_Supplied data_
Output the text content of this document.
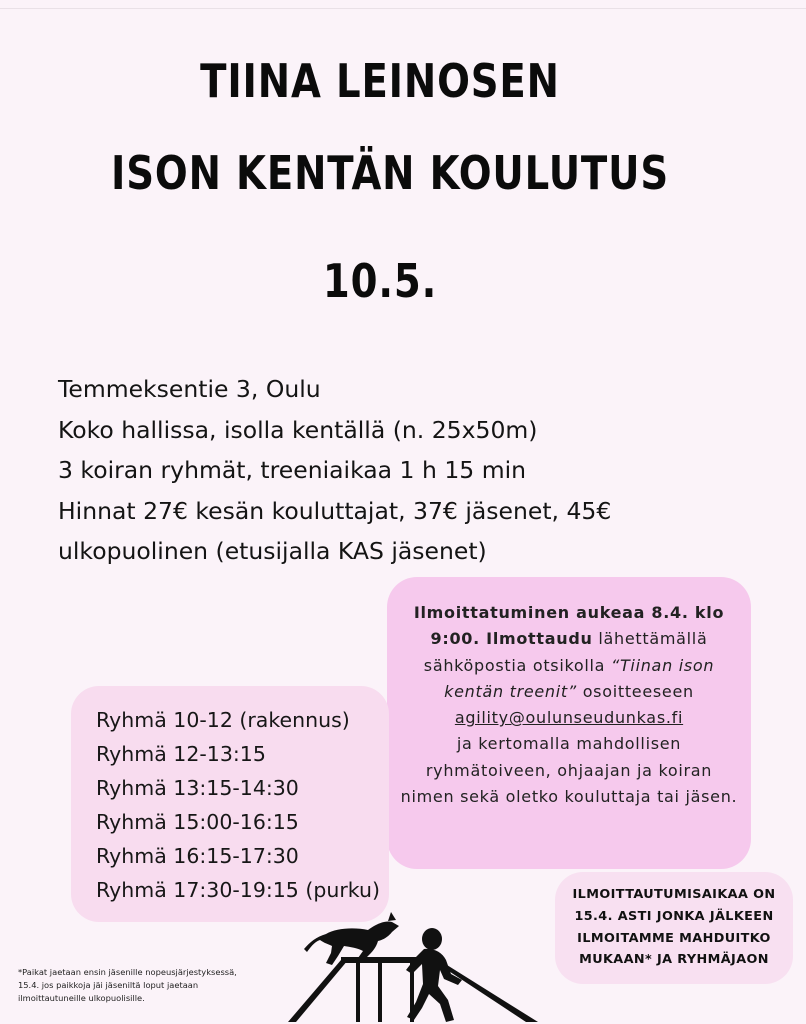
TIINA LEINOSEN
ISON KENTÄN KOULUTUS
10.5.
Temmeksentie 3, Oulu
Koko hallissa, isolla kentällä (n. 25x50m)
3 koiran ryhmät, treeniaikaa 1 h 15 min
Hinnat 27€ kesän kouluttajat, 37€ jäsenet, 45€
ulkopuolinen (etusijalla KAS jäsenet)
Ilmoittatuminen aukeaa 8.4. klo 9:00. Ilmottaudu lähettämällä sähköpostia otsikolla “Tiinan ison kentän treenit” osoitteeseen
agility@oulunseudunkas.fi
ja kertomalla mahdollisen ryhmätoiveen, ohjaajan ja koiran nimen sekä oletko kouluttaja tai jäsen.
Ryhmä 10-12 (rakennus)
Ryhmä 12-13:15
Ryhmä 13:15-14:30
Ryhmä 15:00-16:15
Ryhmä 16:15-17:30
Ryhmä 17:30-19:15 (purku)	ILMOITTAUTUMISAIKAA ON
15.4. ASTI JONKA JÄLKEEN
ILMOITAMME MAHDUITKO
MUKAAN* JA RYHMÄJAON
*Paikat jaetaan ensin jäsenille nopeusjärjestyksessä,
15.4. jos paikkoja jäi jäseniltä loput jaetaan
ilmoittautuneille ulkopuolisille.
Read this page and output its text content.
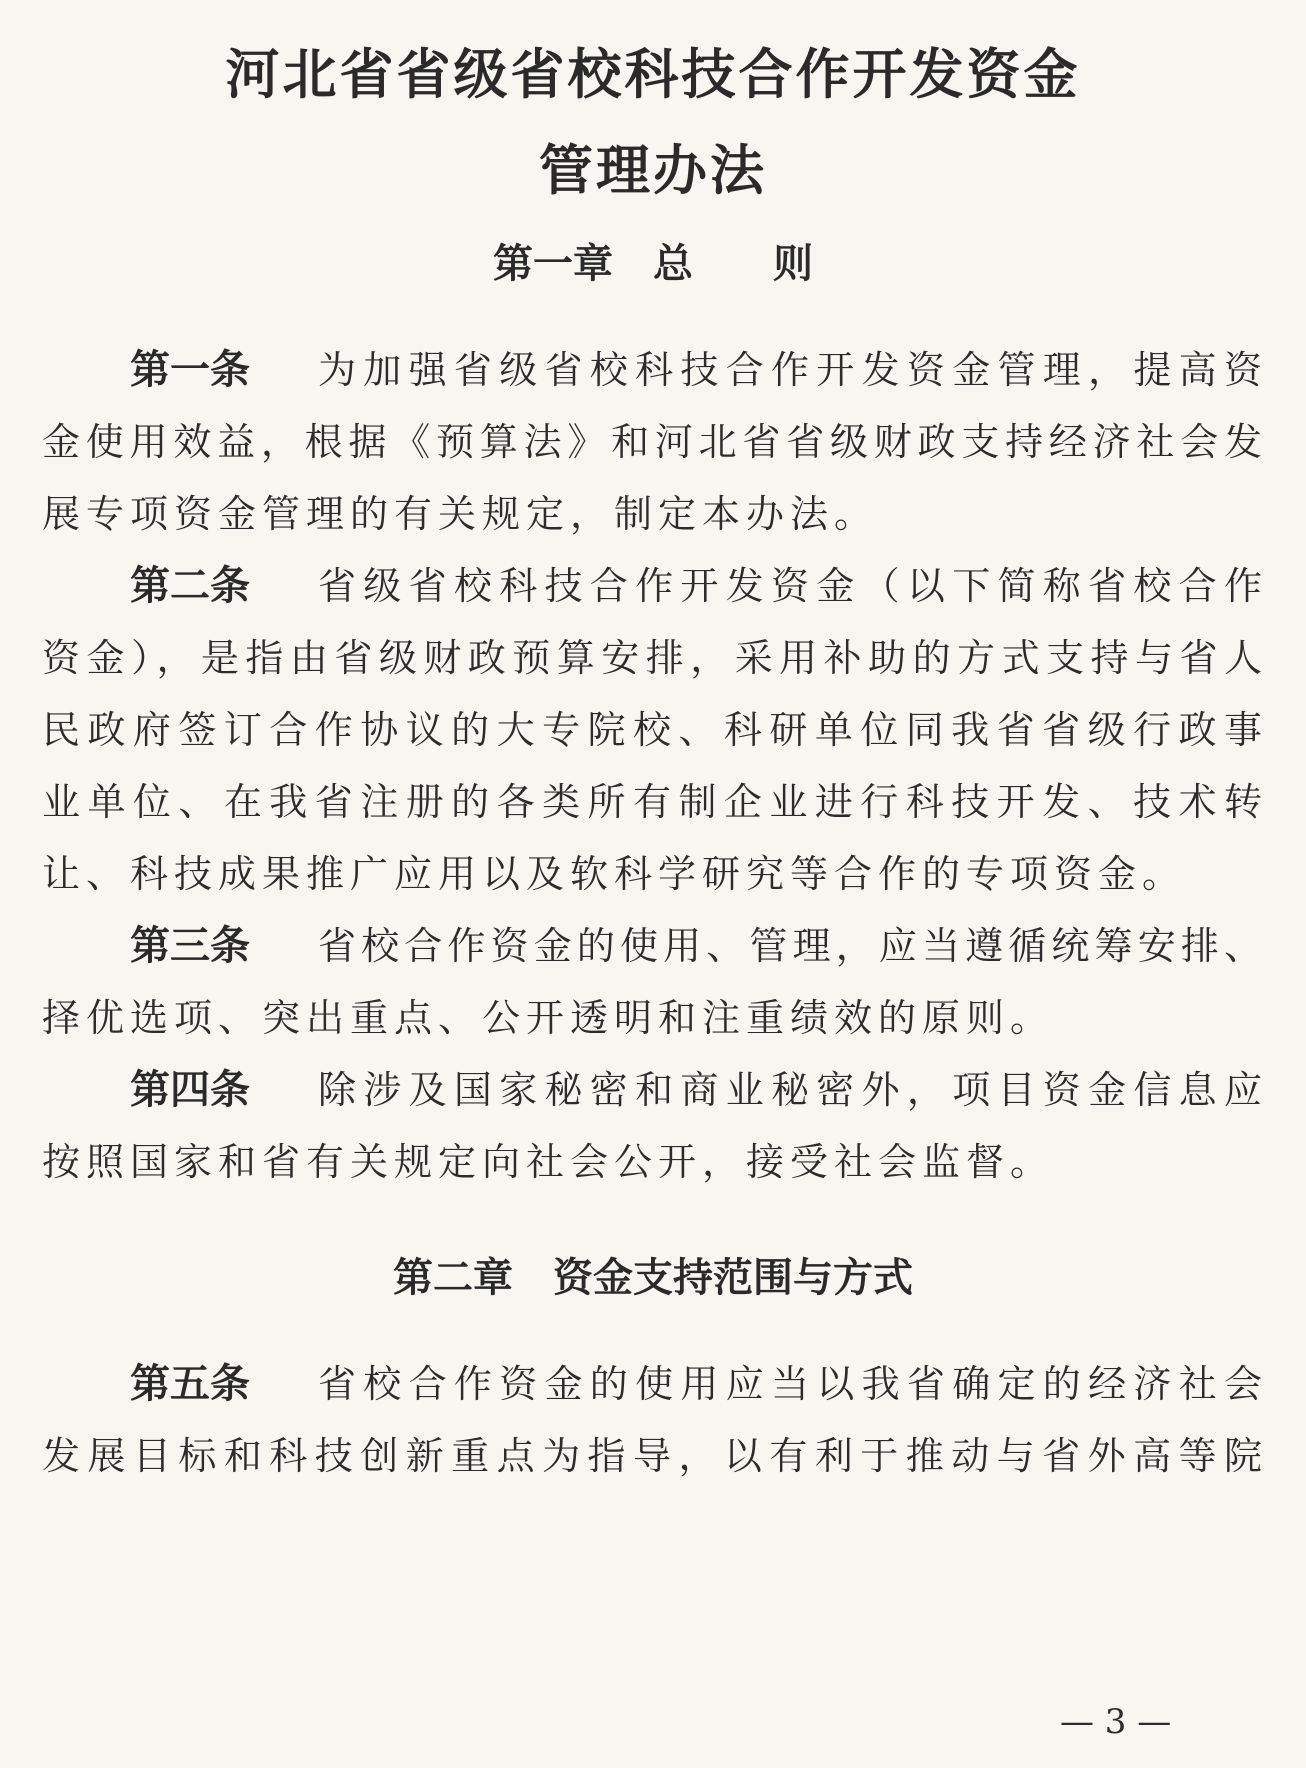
河北省省级省校科技合作开发资金
管理办法
第一章　总　　则
第一条 为加强省级省校科技合作开发资金管理，提高资
金使用效益，根据《预算法》和河北省省级财政支持经济社会发
展专项资金管理的有关规定，制定本办法。
第二条 省级省校科技合作开发资金（以下简称省校合作
资金），是指由省级财政预算安排，采用补助的方式支持与省人
民政府签订合作协议的大专院校、科研单位同我省省级行政事
业单位、在我省注册的各类所有制企业进行科技开发、技术转
让、科技成果推广应用以及软科学研究等合作的专项资金。
第三条 省校合作资金的使用、管理，应当遵循统筹安排、
择优选项、突出重点、公开透明和注重绩效的原则。
第四条 除涉及国家秘密和商业秘密外，项目资金信息应
按照国家和省有关规定向社会公开，接受社会监督。
第二章　资金支持范围与方式
第五条 省校合作资金的使用应当以我省确定的经济社会
发展目标和科技创新重点为指导，以有利于推动与省外高等院
— 3 —
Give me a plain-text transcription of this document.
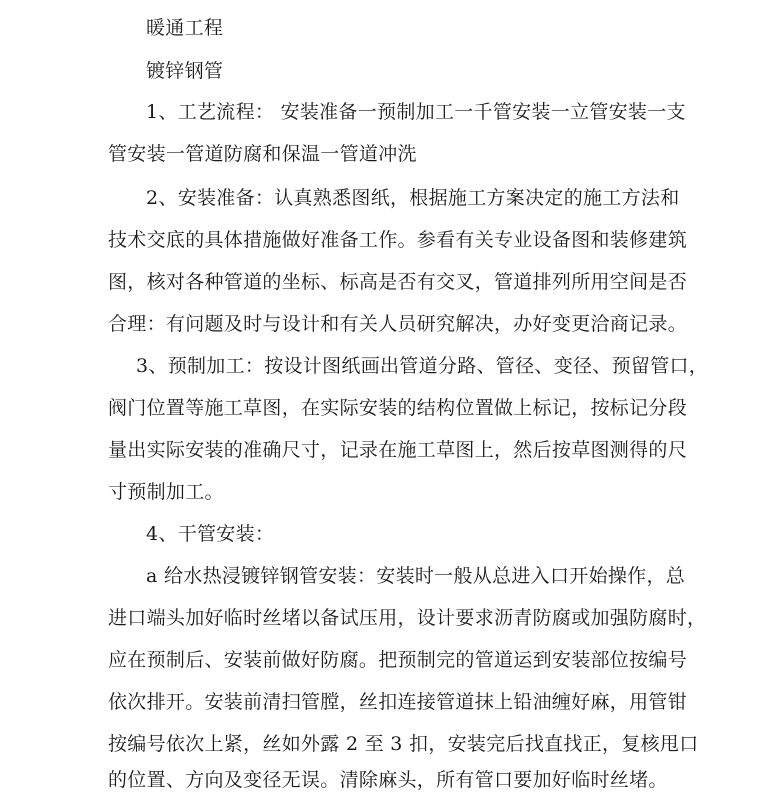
暖通工程
镀锌钢管
1、工艺流程： 安装准备一预制加工一千管安装一立管安装一支
管安装一管道防腐和保温一管道冲洗
2、安装准备：认真熟悉图纸，根据施工方案决定的施工方法和
技术交底的具体措施做好准备工作。参看有关专业设备图和装修建筑
图，核对各种管道的坐标、标高是否有交叉，管道排列所用空间是否
合理：有问题及时与设计和有关人员研究解决，办好变更洽商记录。
3、预制加工：按设计图纸画出管道分路、管径、变径、预留管口，
阀门位置等施工草图，在实际安装的结构位置做上标记，按标记分段
量出实际安装的准确尺寸，记录在施工草图上，然后按草图测得的尺
寸预制加工。
4、干管安装：
a 给水热浸镀锌钢管安装：安装时一般从总进入口开始操作，总
进口端头加好临时丝堵以备试压用，设计要求沥青防腐或加强防腐时，
应在预制后、安装前做好防腐。把预制完的管道运到安装部位按编号
依次排开。安装前清扫管膛，丝扣连接管道抹上铅油缠好麻，用管钳
按编号依次上紧，丝如外露 2 至 3 扣，安装完后找直找正，复核甩口
的位置、方向及变径无误。清除麻头，所有管口要加好临时丝堵。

_Your task_
Copy out all the records exactly, excluding pictures.

_Task result_
Output the text content of this document.
TIINA LEINOSEN
ISON KENTÄN KOULUTUS
10.5.
Temmeksentie 3, Oulu
Koko hallissa, isolla kentällä (n. 25x50m)
3 koiran ryhmät, treeniaikaa 1 h 15 min
Hinnat 27€ kesän kouluttajat, 37€ jäsenet, 45€
ulkopuolinen (etusijalla KAS jäsenet)
Ilmoittatuminen aukeaa 8.4. klo 9:00. Ilmottaudu lähettämällä sähköpostia otsikolla “Tiinan ison kentän treenit” osoitteeseen
agility@oulunseudunkas.fi
ja kertomalla mahdollisen ryhmätoiveen, ohjaajan ja koiran nimen sekä oletko kouluttaja tai jäsen.
Ryhmä 10-12 (rakennus)
Ryhmä 12-13:15
Ryhmä 13:15-14:30
Ryhmä 15:00-16:15
Ryhmä 16:15-17:30
Ryhmä 17:30-19:15 (purku)	ILMOITTAUTUMISAIKAA ON
15.4. ASTI JONKA JÄLKEEN
ILMOITAMME MAHDUITKO
MUKAAN* JA RYHMÄJAON
*Paikat jaetaan ensin jäsenille nopeusjärjestyksessä,
15.4. jos paikkoja jäi jäseniltä loput jaetaan
ilmoittautuneille ulkopuolisille.
Read this page and output its text content.
河北省省级省校科技合作开发资金
管理办法
第一章　总　　则
第一条 为加强省级省校科技合作开发资金管理，提高资
金使用效益，根据《预算法》和河北省省级财政支持经济社会发
展专项资金管理的有关规定，制定本办法。
第二条 省级省校科技合作开发资金（以下简称省校合作
资金），是指由省级财政预算安排，采用补助的方式支持与省人
民政府签订合作协议的大专院校、科研单位同我省省级行政事
业单位、在我省注册的各类所有制企业进行科技开发、技术转
让、科技成果推广应用以及软科学研究等合作的专项资金。
第三条 省校合作资金的使用、管理，应当遵循统筹安排、
择优选项、突出重点、公开透明和注重绩效的原则。
第四条 除涉及国家秘密和商业秘密外，项目资金信息应
按照国家和省有关规定向社会公开，接受社会监督。
第二章　资金支持范围与方式
第五条 省校合作资金的使用应当以我省确定的经济社会
发展目标和科技创新重点为指导，以有利于推动与省外高等院
— 3 —
Give me a plain-text transcription of this document.
暖通工程
镀锌钢管
1、工艺流程： 安装准备一预制加工一千管安装一立管安装一支
管安装一管道防腐和保温一管道冲洗
2、安装准备：认真熟悉图纸，根据施工方案决定的施工方法和
技术交底的具体措施做好准备工作。参看有关专业设备图和装修建筑
图，核对各种管道的坐标、标高是否有交叉，管道排列所用空间是否
合理：有问题及时与设计和有关人员研究解决，办好变更洽商记录。
3、预制加工：按设计图纸画出管道分路、管径、变径、预留管口，
阀门位置等施工草图，在实际安装的结构位置做上标记，按标记分段
量出实际安装的准确尺寸，记录在施工草图上，然后按草图测得的尺
寸预制加工。
4、干管安装：
a 给水热浸镀锌钢管安装：安装时一般从总进入口开始操作，总
进口端头加好临时丝堵以备试压用，设计要求沥青防腐或加强防腐时，
应在预制后、安装前做好防腐。把预制完的管道运到安装部位按编号
依次排开。安装前清扫管膛，丝扣连接管道抹上铅油缠好麻，用管钳
按编号依次上紧，丝如外露 2 至 3 扣，安装完后找直找正，复核甩口
的位置、方向及变径无误。清除麻头，所有管口要加好临时丝堵。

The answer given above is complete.